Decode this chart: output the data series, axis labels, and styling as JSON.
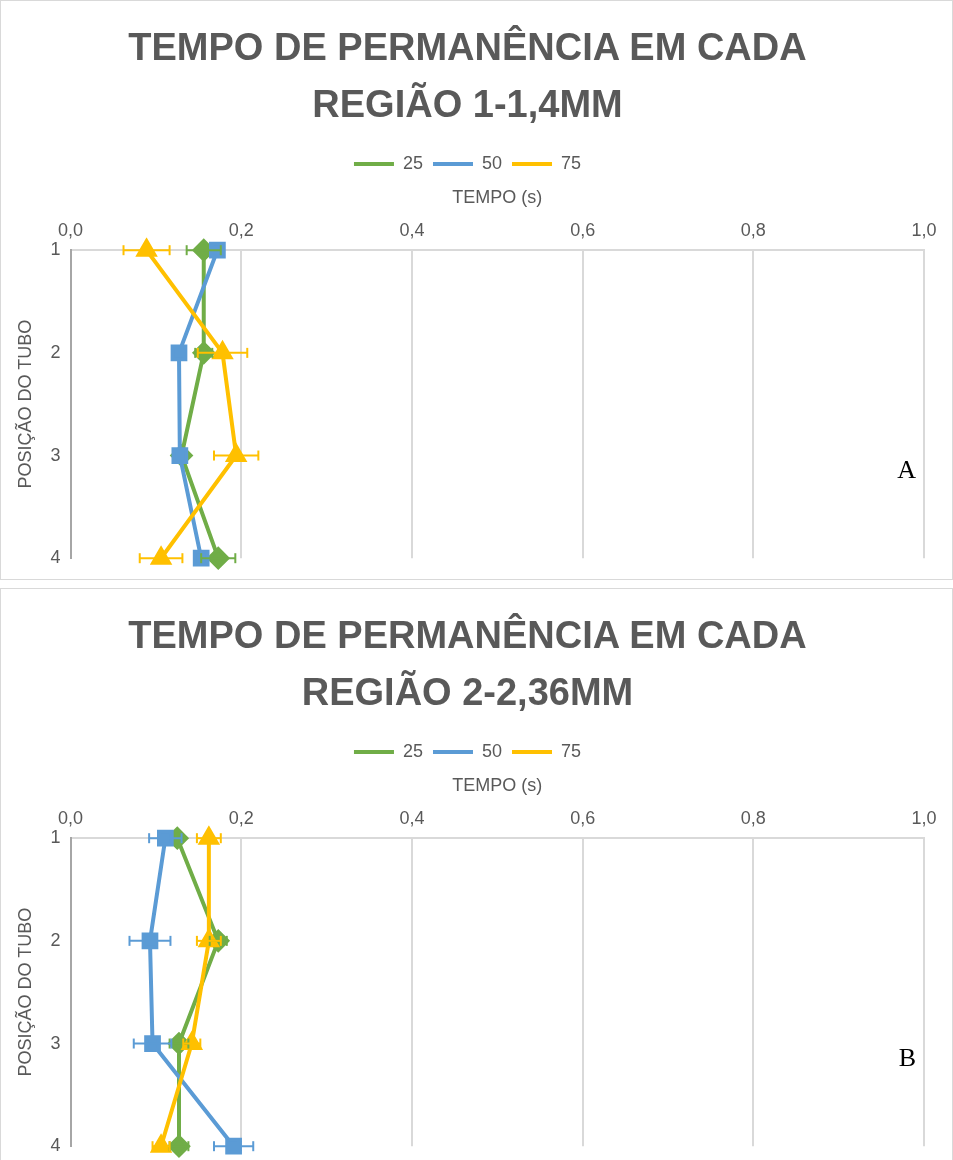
{
  "chart_data": [
    {
      "type": "line",
      "title": "TEMPO DE PERMANÊNCIA EM CADA REGIÃO 1-1,4MM",
      "xlabel": "TEMPO (s)",
      "ylabel": "POSIÇÃO DO TUBO",
      "categories": [
        "1",
        "2",
        "3",
        "4"
      ],
      "orientation": "horizontal",
      "xlim": [
        0,
        1
      ],
      "xticks": [
        {
          "value": 0,
          "label": "0,0"
        },
        {
          "value": 0.2,
          "label": "0,2"
        },
        {
          "value": 0.4,
          "label": "0,4"
        },
        {
          "value": 0.6,
          "label": "0,6"
        },
        {
          "value": 0.8,
          "label": "0,8"
        },
        {
          "value": 1,
          "label": "1,0"
        }
      ],
      "grid": "x",
      "legend": "top",
      "annotations": [
        "A"
      ],
      "series": [
        {
          "name": "25",
          "color": "#70ad47",
          "marker": "diamond",
          "values": [
            0.156,
            0.156,
            0.13,
            0.173
          ],
          "errors": [
            0.02,
            0.01,
            null,
            0.02
          ]
        },
        {
          "name": "50",
          "color": "#5b9bd5",
          "marker": "square",
          "values": [
            0.172,
            0.127,
            0.128,
            0.153
          ]
        },
        {
          "name": "75",
          "color": "#ffc000",
          "marker": "triangle",
          "values": [
            0.089,
            0.178,
            0.194,
            0.106
          ],
          "errors": [
            0.027,
            0.029,
            0.026,
            0.025
          ]
        }
      ]
    },
    {
      "type": "line",
      "title": "TEMPO DE PERMANÊNCIA EM CADA REGIÃO 2-2,36MM",
      "xlabel": "TEMPO (s)",
      "ylabel": "POSIÇÃO DO TUBO",
      "categories": [
        "1",
        "2",
        "3",
        "4"
      ],
      "orientation": "horizontal",
      "xlim": [
        0,
        1
      ],
      "xticks": [
        {
          "value": 0,
          "label": "0,0"
        },
        {
          "value": 0.2,
          "label": "0,2"
        },
        {
          "value": 0.4,
          "label": "0,4"
        },
        {
          "value": 0.6,
          "label": "0,6"
        },
        {
          "value": 0.8,
          "label": "0,8"
        },
        {
          "value": 1,
          "label": "1,0"
        }
      ],
      "grid": "x",
      "legend": "top",
      "annotations": [
        "B"
      ],
      "series": [
        {
          "name": "25",
          "color": "#70ad47",
          "marker": "diamond",
          "values": [
            0.125,
            0.173,
            0.127,
            0.127
          ],
          "errors": [
            null,
            0.01,
            0.011,
            0.011
          ]
        },
        {
          "name": "50",
          "color": "#5b9bd5",
          "marker": "square",
          "values": [
            0.111,
            0.093,
            0.096,
            0.191
          ],
          "errors": [
            0.019,
            0.024,
            0.022,
            0.023
          ]
        },
        {
          "name": "75",
          "color": "#ffc000",
          "marker": "triangle",
          "values": [
            0.162,
            0.162,
            0.142,
            0.106
          ],
          "errors": [
            0.014,
            0.014,
            0.01,
            0.01
          ]
        }
      ]
    }
  ]
}
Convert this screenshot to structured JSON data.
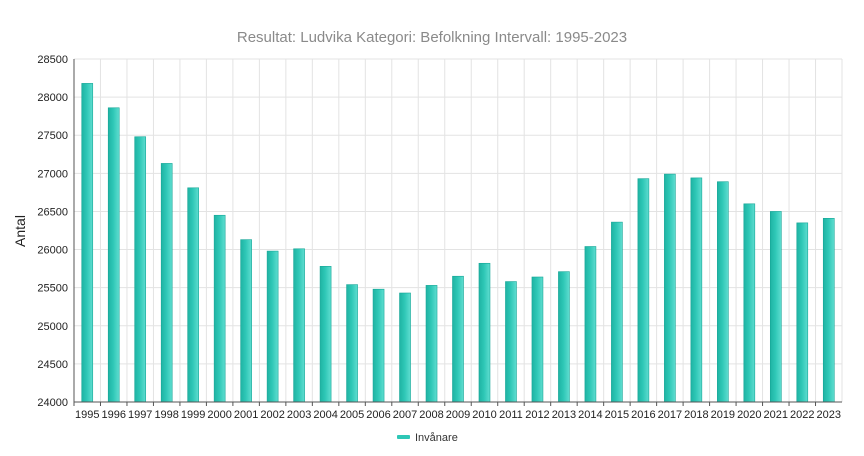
{
  "chart_data": {
    "type": "bar",
    "title": "Resultat: Ludvika Kategori: Befolkning Intervall: 1995-2023",
    "xlabel": "",
    "ylabel": "Antal",
    "ylim": [
      24000,
      28500
    ],
    "yticks": [
      24000,
      24500,
      25000,
      25500,
      26000,
      26500,
      27000,
      27500,
      28000,
      28500
    ],
    "grid": true,
    "legend_position": "bottom-center",
    "bar_color": "#2ec7b6",
    "categories": [
      "1995",
      "1996",
      "1997",
      "1998",
      "1999",
      "2000",
      "2001",
      "2002",
      "2003",
      "2004",
      "2005",
      "2006",
      "2007",
      "2008",
      "2009",
      "2010",
      "2011",
      "2012",
      "2013",
      "2014",
      "2015",
      "2016",
      "2017",
      "2018",
      "2019",
      "2020",
      "2021",
      "2022",
      "2023"
    ],
    "series": [
      {
        "name": "Invånare",
        "values": [
          28180,
          27860,
          27480,
          27130,
          26810,
          26450,
          26130,
          25980,
          26010,
          25780,
          25540,
          25480,
          25430,
          25530,
          25650,
          25820,
          25580,
          25640,
          25710,
          26040,
          26360,
          26930,
          26990,
          26940,
          26890,
          26600,
          26500,
          26350,
          26410
        ]
      }
    ]
  }
}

------------

The data above should be repeated exactly, minus any pictures.

Decode this chart: output the data series, axis labels, and styling as JSON.
{
  "chart_data": [
    {
      "type": "line",
      "title": "TEMPO DE PERMANÊNCIA EM CADA REGIÃO 1-1,4MM",
      "xlabel": "TEMPO (s)",
      "ylabel": "POSIÇÃO DO TUBO",
      "categories": [
        "1",
        "2",
        "3",
        "4"
      ],
      "orientation": "horizontal",
      "xlim": [
        0,
        1
      ],
      "xticks": [
        {
          "value": 0,
          "label": "0,0"
        },
        {
          "value": 0.2,
          "label": "0,2"
        },
        {
          "value": 0.4,
          "label": "0,4"
        },
        {
          "value": 0.6,
          "label": "0,6"
        },
        {
          "value": 0.8,
          "label": "0,8"
        },
        {
          "value": 1,
          "label": "1,0"
        }
      ],
      "grid": "x",
      "legend": "top",
      "annotations": [
        "A"
      ],
      "series": [
        {
          "name": "25",
          "color": "#70ad47",
          "marker": "diamond",
          "values": [
            0.156,
            0.156,
            0.13,
            0.173
          ],
          "errors": [
            0.02,
            0.01,
            null,
            0.02
          ]
        },
        {
          "name": "50",
          "color": "#5b9bd5",
          "marker": "square",
          "values": [
            0.172,
            0.127,
            0.128,
            0.153
          ]
        },
        {
          "name": "75",
          "color": "#ffc000",
          "marker": "triangle",
          "values": [
            0.089,
            0.178,
            0.194,
            0.106
          ],
          "errors": [
            0.027,
            0.029,
            0.026,
            0.025
          ]
        }
      ]
    },
    {
      "type": "line",
      "title": "TEMPO DE PERMANÊNCIA EM CADA REGIÃO 2-2,36MM",
      "xlabel": "TEMPO (s)",
      "ylabel": "POSIÇÃO DO TUBO",
      "categories": [
        "1",
        "2",
        "3",
        "4"
      ],
      "orientation": "horizontal",
      "xlim": [
        0,
        1
      ],
      "xticks": [
        {
          "value": 0,
          "label": "0,0"
        },
        {
          "value": 0.2,
          "label": "0,2"
        },
        {
          "value": 0.4,
          "label": "0,4"
        },
        {
          "value": 0.6,
          "label": "0,6"
        },
        {
          "value": 0.8,
          "label": "0,8"
        },
        {
          "value": 1,
          "label": "1,0"
        }
      ],
      "grid": "x",
      "legend": "top",
      "annotations": [
        "B"
      ],
      "series": [
        {
          "name": "25",
          "color": "#70ad47",
          "marker": "diamond",
          "values": [
            0.125,
            0.173,
            0.127,
            0.127
          ],
          "errors": [
            null,
            0.01,
            0.011,
            0.011
          ]
        },
        {
          "name": "50",
          "color": "#5b9bd5",
          "marker": "square",
          "values": [
            0.111,
            0.093,
            0.096,
            0.191
          ],
          "errors": [
            0.019,
            0.024,
            0.022,
            0.023
          ]
        },
        {
          "name": "75",
          "color": "#ffc000",
          "marker": "triangle",
          "values": [
            0.162,
            0.162,
            0.142,
            0.106
          ],
          "errors": [
            0.014,
            0.014,
            0.01,
            0.01
          ]
        }
      ]
    }
  ]
}
Convert this screenshot to structured JSON data.
{
  "chart_data": {
    "type": "bar",
    "title": "Resultat: Ludvika Kategori: Befolkning Intervall: 1995-2023",
    "xlabel": "",
    "ylabel": "Antal",
    "ylim": [
      24000,
      28500
    ],
    "yticks": [
      24000,
      24500,
      25000,
      25500,
      26000,
      26500,
      27000,
      27500,
      28000,
      28500
    ],
    "grid": true,
    "legend_position": "bottom-center",
    "bar_color": "#2ec7b6",
    "categories": [
      "1995",
      "1996",
      "1997",
      "1998",
      "1999",
      "2000",
      "2001",
      "2002",
      "2003",
      "2004",
      "2005",
      "2006",
      "2007",
      "2008",
      "2009",
      "2010",
      "2011",
      "2012",
      "2013",
      "2014",
      "2015",
      "2016",
      "2017",
      "2018",
      "2019",
      "2020",
      "2021",
      "2022",
      "2023"
    ],
    "series": [
      {
        "name": "Invånare",
        "values": [
          28180,
          27860,
          27480,
          27130,
          26810,
          26450,
          26130,
          25980,
          26010,
          25780,
          25540,
          25480,
          25430,
          25530,
          25650,
          25820,
          25580,
          25640,
          25710,
          26040,
          26360,
          26930,
          26990,
          26940,
          26890,
          26600,
          26500,
          26350,
          26410
        ]
      }
    ]
  }
}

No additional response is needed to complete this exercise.